Provided entries:
★ ★ ★
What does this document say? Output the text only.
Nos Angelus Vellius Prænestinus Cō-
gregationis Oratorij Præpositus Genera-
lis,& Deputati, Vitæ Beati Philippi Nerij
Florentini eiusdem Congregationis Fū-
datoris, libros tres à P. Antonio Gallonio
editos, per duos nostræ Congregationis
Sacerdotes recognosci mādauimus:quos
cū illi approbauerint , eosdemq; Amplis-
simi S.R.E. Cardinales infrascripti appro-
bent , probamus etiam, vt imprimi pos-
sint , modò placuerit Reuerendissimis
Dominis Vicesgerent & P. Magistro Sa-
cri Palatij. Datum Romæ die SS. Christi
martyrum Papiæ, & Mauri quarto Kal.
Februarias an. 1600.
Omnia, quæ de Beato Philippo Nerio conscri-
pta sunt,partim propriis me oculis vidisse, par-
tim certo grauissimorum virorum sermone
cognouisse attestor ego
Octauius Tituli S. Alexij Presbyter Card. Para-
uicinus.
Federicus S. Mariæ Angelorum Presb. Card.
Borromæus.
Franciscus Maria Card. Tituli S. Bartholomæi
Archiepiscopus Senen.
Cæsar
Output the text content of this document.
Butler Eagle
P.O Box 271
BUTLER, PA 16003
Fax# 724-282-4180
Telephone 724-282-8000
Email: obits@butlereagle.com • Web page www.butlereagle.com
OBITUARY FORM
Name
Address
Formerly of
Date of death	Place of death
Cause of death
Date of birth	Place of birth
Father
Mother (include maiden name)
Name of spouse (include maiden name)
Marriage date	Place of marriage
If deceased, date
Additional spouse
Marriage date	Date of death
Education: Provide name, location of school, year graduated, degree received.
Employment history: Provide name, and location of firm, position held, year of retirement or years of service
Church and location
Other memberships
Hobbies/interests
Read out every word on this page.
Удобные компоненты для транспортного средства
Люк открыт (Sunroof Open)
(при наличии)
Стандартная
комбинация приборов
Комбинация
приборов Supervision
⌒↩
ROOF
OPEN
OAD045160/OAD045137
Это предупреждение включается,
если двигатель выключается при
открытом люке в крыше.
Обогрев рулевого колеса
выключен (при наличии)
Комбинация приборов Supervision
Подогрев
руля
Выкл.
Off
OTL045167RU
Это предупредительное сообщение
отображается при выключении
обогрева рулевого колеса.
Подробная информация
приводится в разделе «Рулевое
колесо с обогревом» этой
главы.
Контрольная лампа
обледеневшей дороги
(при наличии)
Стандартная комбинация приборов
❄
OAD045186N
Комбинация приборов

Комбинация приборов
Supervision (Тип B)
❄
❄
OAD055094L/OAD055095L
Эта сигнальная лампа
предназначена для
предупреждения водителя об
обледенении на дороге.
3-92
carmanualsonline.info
★ ★ ★
Brief: Set down the material above again, word for word.

Result of this exercise:
What does this document say? Output the text only.
Nos Angelus Vellius Prænestinus Cō-
gregationis Oratorij Præpositus Genera-
lis,& Deputati, Vitæ Beati Philippi Nerij
Florentini eiusdem Congregationis Fū-
datoris, libros tres à P. Antonio Gallonio
editos, per duos nostræ Congregationis
Sacerdotes recognosci mādauimus:quos
cū illi approbauerint , eosdemq; Amplis-
simi S.R.E. Cardinales infrascripti appro-
bent , probamus etiam, vt imprimi pos-
sint , modò placuerit Reuerendissimis
Dominis Vicesgerent & P. Magistro Sa-
cri Palatij. Datum Romæ die SS. Christi
martyrum Papiæ, & Mauri quarto Kal.
Februarias an. 1600.
Omnia, quæ de Beato Philippo Nerio conscri-
pta sunt,partim propriis me oculis vidisse, par-
tim certo grauissimorum virorum sermone
cognouisse attestor ego
Octauius Tituli S. Alexij Presbyter Card. Para-
uicinus.
Federicus S. Mariæ Angelorum Presb. Card.
Borromæus.
Franciscus Maria Card. Tituli S. Bartholomæi
Archiepiscopus Senen.
Cæsar
Output the text content of this document.
Butler Eagle
P.O Box 271
BUTLER, PA 16003
Fax# 724-282-4180
Telephone 724-282-8000
Email: obits@butlereagle.com • Web page www.butlereagle.com
OBITUARY FORM
Name
Address
Formerly of
Date of death	Place of death
Cause of death
Date of birth	Place of birth
Father
Mother (include maiden name)
Name of spouse (include maiden name)
Marriage date	Place of marriage
If deceased, date
Additional spouse
Marriage date	Date of death
Education: Provide name, location of school, year graduated, degree received.
Employment history: Provide name, and location of firm, position held, year of retirement or years of service
Church and location
Other memberships
Hobbies/interests
Read out every word on this page.
Удобные компоненты для транспортного средства
Люк открыт (Sunroof Open)
(при наличии)
Стандартная
комбинация приборов
Комбинация
приборов Supervision
⌒↩
ROOF
OPEN
OAD045160/OAD045137
Это предупреждение включается,
если двигатель выключается при
открытом люке в крыше.
Обогрев рулевого колеса
выключен (при наличии)
Комбинация приборов Supervision
Подогрев
руля
Выкл.
Off
OTL045167RU
Это предупредительное сообщение
отображается при выключении
обогрева рулевого колеса.
Подробная информация
приводится в разделе «Рулевое
колесо с обогревом» этой
главы.
Контрольная лампа
обледеневшей дороги
(при наличии)
Стандартная комбинация приборов
❄
OAD045186N
Комбинация приборов

Комбинация приборов
Supervision (Тип B)
❄
❄
OAD055094L/OAD055095L
Эта сигнальная лампа
предназначена для
предупреждения водителя об
обледенении на дороге.
3-92
carmanualsonline.info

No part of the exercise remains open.